INSTRUCTION | Repeat each entry as written, dropping any picture you find.

DATA FOR PROCESSING |

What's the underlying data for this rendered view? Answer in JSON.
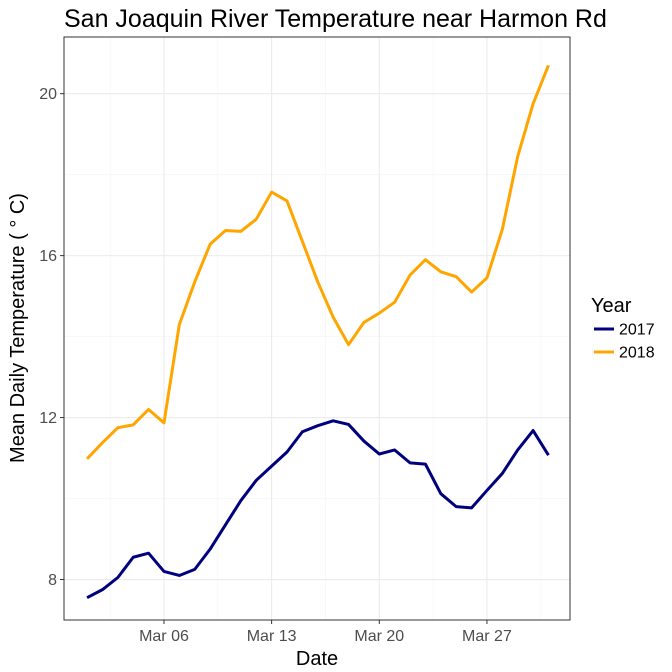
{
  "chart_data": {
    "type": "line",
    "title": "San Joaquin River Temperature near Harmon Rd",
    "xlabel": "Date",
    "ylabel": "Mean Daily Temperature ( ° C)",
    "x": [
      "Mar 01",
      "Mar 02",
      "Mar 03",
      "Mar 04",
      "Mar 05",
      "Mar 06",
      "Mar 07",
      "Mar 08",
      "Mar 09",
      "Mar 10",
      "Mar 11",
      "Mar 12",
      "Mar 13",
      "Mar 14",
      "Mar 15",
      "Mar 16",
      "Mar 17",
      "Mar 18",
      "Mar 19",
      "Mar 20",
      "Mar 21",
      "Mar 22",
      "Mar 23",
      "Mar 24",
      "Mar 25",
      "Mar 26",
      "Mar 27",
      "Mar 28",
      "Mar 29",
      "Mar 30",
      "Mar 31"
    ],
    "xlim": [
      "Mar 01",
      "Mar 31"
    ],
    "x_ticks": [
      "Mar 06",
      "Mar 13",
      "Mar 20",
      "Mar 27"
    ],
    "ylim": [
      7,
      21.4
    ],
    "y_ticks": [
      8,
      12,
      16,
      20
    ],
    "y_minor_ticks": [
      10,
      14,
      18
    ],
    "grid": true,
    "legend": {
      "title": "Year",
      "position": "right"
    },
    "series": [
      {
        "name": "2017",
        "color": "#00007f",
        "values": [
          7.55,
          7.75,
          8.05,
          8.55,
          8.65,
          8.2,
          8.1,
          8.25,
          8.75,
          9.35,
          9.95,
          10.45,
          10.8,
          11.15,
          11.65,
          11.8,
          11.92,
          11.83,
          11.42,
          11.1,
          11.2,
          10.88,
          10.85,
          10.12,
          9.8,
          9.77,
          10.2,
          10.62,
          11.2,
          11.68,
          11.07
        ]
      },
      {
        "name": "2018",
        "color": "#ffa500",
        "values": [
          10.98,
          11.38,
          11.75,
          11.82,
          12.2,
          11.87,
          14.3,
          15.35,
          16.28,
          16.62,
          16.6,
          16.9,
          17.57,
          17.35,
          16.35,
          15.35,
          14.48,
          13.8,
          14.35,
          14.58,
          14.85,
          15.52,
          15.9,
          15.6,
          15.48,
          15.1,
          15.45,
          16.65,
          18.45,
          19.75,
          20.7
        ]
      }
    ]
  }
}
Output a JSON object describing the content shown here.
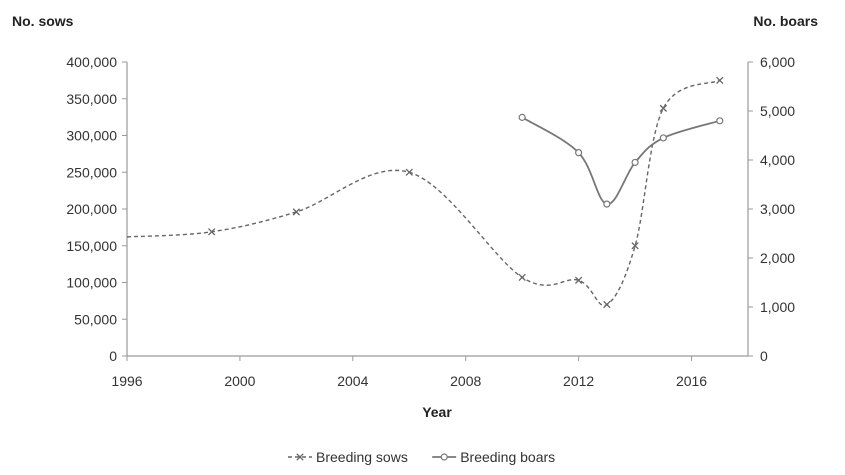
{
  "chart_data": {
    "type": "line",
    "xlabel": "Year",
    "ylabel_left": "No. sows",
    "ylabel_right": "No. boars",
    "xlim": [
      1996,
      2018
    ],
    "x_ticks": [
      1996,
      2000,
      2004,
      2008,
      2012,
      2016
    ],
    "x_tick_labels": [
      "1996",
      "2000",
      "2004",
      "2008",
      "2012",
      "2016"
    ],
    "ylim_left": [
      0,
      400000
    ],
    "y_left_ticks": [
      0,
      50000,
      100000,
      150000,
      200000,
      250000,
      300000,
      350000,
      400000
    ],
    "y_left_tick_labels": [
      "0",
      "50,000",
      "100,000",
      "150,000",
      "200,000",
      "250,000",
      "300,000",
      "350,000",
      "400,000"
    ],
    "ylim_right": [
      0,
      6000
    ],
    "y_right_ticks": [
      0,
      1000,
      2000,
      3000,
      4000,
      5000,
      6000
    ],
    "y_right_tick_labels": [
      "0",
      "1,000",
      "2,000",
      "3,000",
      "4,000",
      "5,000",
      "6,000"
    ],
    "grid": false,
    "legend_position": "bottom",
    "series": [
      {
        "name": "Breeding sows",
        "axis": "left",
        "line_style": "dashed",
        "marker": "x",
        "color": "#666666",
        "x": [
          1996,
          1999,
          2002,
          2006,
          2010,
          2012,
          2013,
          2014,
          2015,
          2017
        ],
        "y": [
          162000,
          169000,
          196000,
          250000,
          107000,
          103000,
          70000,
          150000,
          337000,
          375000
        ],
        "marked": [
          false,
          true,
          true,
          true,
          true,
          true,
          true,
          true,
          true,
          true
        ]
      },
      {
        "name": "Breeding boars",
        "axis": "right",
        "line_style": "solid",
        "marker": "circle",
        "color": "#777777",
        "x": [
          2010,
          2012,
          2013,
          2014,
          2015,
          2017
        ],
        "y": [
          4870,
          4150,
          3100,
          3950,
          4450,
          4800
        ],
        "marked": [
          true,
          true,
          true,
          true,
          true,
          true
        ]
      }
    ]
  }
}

COMPLETE OUTPUT |
What's the underlying data for this rendered view? Answer in JSON.
{
  "chart_data": {
    "type": "line",
    "title": "San Joaquin River Temperature near Harmon Rd",
    "xlabel": "Date",
    "ylabel": "Mean Daily Temperature ( ° C)",
    "x": [
      "Mar 01",
      "Mar 02",
      "Mar 03",
      "Mar 04",
      "Mar 05",
      "Mar 06",
      "Mar 07",
      "Mar 08",
      "Mar 09",
      "Mar 10",
      "Mar 11",
      "Mar 12",
      "Mar 13",
      "Mar 14",
      "Mar 15",
      "Mar 16",
      "Mar 17",
      "Mar 18",
      "Mar 19",
      "Mar 20",
      "Mar 21",
      "Mar 22",
      "Mar 23",
      "Mar 24",
      "Mar 25",
      "Mar 26",
      "Mar 27",
      "Mar 28",
      "Mar 29",
      "Mar 30",
      "Mar 31"
    ],
    "xlim": [
      "Mar 01",
      "Mar 31"
    ],
    "x_ticks": [
      "Mar 06",
      "Mar 13",
      "Mar 20",
      "Mar 27"
    ],
    "ylim": [
      7,
      21.4
    ],
    "y_ticks": [
      8,
      12,
      16,
      20
    ],
    "y_minor_ticks": [
      10,
      14,
      18
    ],
    "grid": true,
    "legend": {
      "title": "Year",
      "position": "right"
    },
    "series": [
      {
        "name": "2017",
        "color": "#00007f",
        "values": [
          7.55,
          7.75,
          8.05,
          8.55,
          8.65,
          8.2,
          8.1,
          8.25,
          8.75,
          9.35,
          9.95,
          10.45,
          10.8,
          11.15,
          11.65,
          11.8,
          11.92,
          11.83,
          11.42,
          11.1,
          11.2,
          10.88,
          10.85,
          10.12,
          9.8,
          9.77,
          10.2,
          10.62,
          11.2,
          11.68,
          11.07
        ]
      },
      {
        "name": "2018",
        "color": "#ffa500",
        "values": [
          10.98,
          11.38,
          11.75,
          11.82,
          12.2,
          11.87,
          14.3,
          15.35,
          16.28,
          16.62,
          16.6,
          16.9,
          17.57,
          17.35,
          16.35,
          15.35,
          14.48,
          13.8,
          14.35,
          14.58,
          14.85,
          15.52,
          15.9,
          15.6,
          15.48,
          15.1,
          15.45,
          16.65,
          18.45,
          19.75,
          20.7
        ]
      }
    ]
  }
}
Output a JSON object describing the content shown here.
{
  "chart_data": {
    "type": "line",
    "xlabel": "Year",
    "ylabel_left": "No. sows",
    "ylabel_right": "No. boars",
    "xlim": [
      1996,
      2018
    ],
    "x_ticks": [
      1996,
      2000,
      2004,
      2008,
      2012,
      2016
    ],
    "x_tick_labels": [
      "1996",
      "2000",
      "2004",
      "2008",
      "2012",
      "2016"
    ],
    "ylim_left": [
      0,
      400000
    ],
    "y_left_ticks": [
      0,
      50000,
      100000,
      150000,
      200000,
      250000,
      300000,
      350000,
      400000
    ],
    "y_left_tick_labels": [
      "0",
      "50,000",
      "100,000",
      "150,000",
      "200,000",
      "250,000",
      "300,000",
      "350,000",
      "400,000"
    ],
    "ylim_right": [
      0,
      6000
    ],
    "y_right_ticks": [
      0,
      1000,
      2000,
      3000,
      4000,
      5000,
      6000
    ],
    "y_right_tick_labels": [
      "0",
      "1,000",
      "2,000",
      "3,000",
      "4,000",
      "5,000",
      "6,000"
    ],
    "grid": false,
    "legend_position": "bottom",
    "series": [
      {
        "name": "Breeding sows",
        "axis": "left",
        "line_style": "dashed",
        "marker": "x",
        "color": "#666666",
        "x": [
          1996,
          1999,
          2002,
          2006,
          2010,
          2012,
          2013,
          2014,
          2015,
          2017
        ],
        "y": [
          162000,
          169000,
          196000,
          250000,
          107000,
          103000,
          70000,
          150000,
          337000,
          375000
        ],
        "marked": [
          false,
          true,
          true,
          true,
          true,
          true,
          true,
          true,
          true,
          true
        ]
      },
      {
        "name": "Breeding boars",
        "axis": "right",
        "line_style": "solid",
        "marker": "circle",
        "color": "#777777",
        "x": [
          2010,
          2012,
          2013,
          2014,
          2015,
          2017
        ],
        "y": [
          4870,
          4150,
          3100,
          3950,
          4450,
          4800
        ],
        "marked": [
          true,
          true,
          true,
          true,
          true,
          true
        ]
      }
    ]
  }
}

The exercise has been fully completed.